● EXTRACTED MATERIAL:
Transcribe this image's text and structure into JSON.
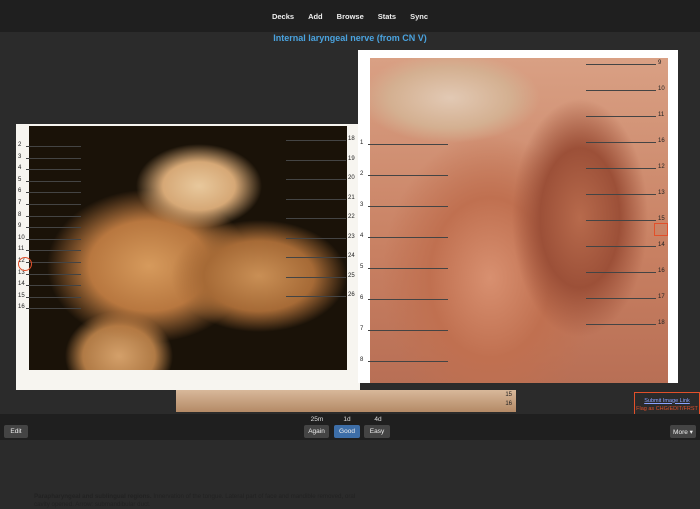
{
  "topbar": {
    "items": [
      "Decks",
      "Add",
      "Browse",
      "Stats",
      "Sync"
    ]
  },
  "card": {
    "title": "Internal laryngeal nerve (from CN V)"
  },
  "left_figure": {
    "left_labels": [
      "2",
      "3",
      "4",
      "5",
      "6",
      "7",
      "8",
      "9",
      "10",
      "11",
      "12",
      "13",
      "14",
      "15",
      "16"
    ],
    "right_labels": [
      "18",
      "19",
      "20",
      "21",
      "22",
      "23",
      "24",
      "25",
      "26"
    ],
    "caption_title": "Parapharyngeal and sublingual regions.",
    "caption_text": " Innervation of the tongue. Lateral part of face and mandible removed, oral cavity opened. Arrow: submandibular duct."
  },
  "right_figure": {
    "left_labels": [
      "1",
      "2",
      "3",
      "4",
      "5",
      "6",
      "7",
      "8"
    ],
    "right_labels": [
      "9",
      "10",
      "11",
      "16",
      "12",
      "13",
      "15",
      "14",
      "16",
      "17",
      "18"
    ]
  },
  "bottom_strip": {
    "labels": [
      "15",
      "16"
    ]
  },
  "report": {
    "link": "Submit Image Link",
    "sub": "Flag as CHG/EDIT/FRST"
  },
  "buttons": {
    "edit": "Edit",
    "again": "Again",
    "good": "Good",
    "easy": "Easy",
    "more": "More ▾"
  },
  "ease": {
    "again": "25m",
    "good": "1d",
    "easy": "4d"
  },
  "colors": {
    "accent": "#4aa3df",
    "marker": "#e2502a",
    "good_button": "#3d6ea8"
  }
}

● AIM OF THE EXERCISE: Repeat the listing in full and exactly. Leave any pictures out.

● PROBLEM SOLUTION:
Transcribe this image's text and structure into JSON.
{
  "topbar": {
    "items": [
      "Decks",
      "Add",
      "Browse",
      "Stats",
      "Sync"
    ]
  },
  "card": {
    "title": "Internal laryngeal nerve (from CN V)"
  },
  "left_figure": {
    "left_labels": [
      "2",
      "3",
      "4",
      "5",
      "6",
      "7",
      "8",
      "9",
      "10",
      "11",
      "12",
      "13",
      "14",
      "15",
      "16"
    ],
    "right_labels": [
      "18",
      "19",
      "20",
      "21",
      "22",
      "23",
      "24",
      "25",
      "26"
    ],
    "caption_title": "Parapharyngeal and sublingual regions.",
    "caption_text": " Innervation of the tongue. Lateral part of face and mandible removed, oral cavity opened. Arrow: submandibular duct."
  },
  "right_figure": {
    "left_labels": [
      "1",
      "2",
      "3",
      "4",
      "5",
      "6",
      "7",
      "8"
    ],
    "right_labels": [
      "9",
      "10",
      "11",
      "16",
      "12",
      "13",
      "15",
      "14",
      "16",
      "17",
      "18"
    ]
  },
  "bottom_strip": {
    "labels": [
      "15",
      "16"
    ]
  },
  "report": {
    "link": "Submit Image Link",
    "sub": "Flag as CHG/EDIT/FRST"
  },
  "buttons": {
    "edit": "Edit",
    "again": "Again",
    "good": "Good",
    "easy": "Easy",
    "more": "More ▾"
  },
  "ease": {
    "again": "25m",
    "good": "1d",
    "easy": "4d"
  },
  "colors": {
    "accent": "#4aa3df",
    "marker": "#e2502a",
    "good_button": "#3d6ea8"
  }
}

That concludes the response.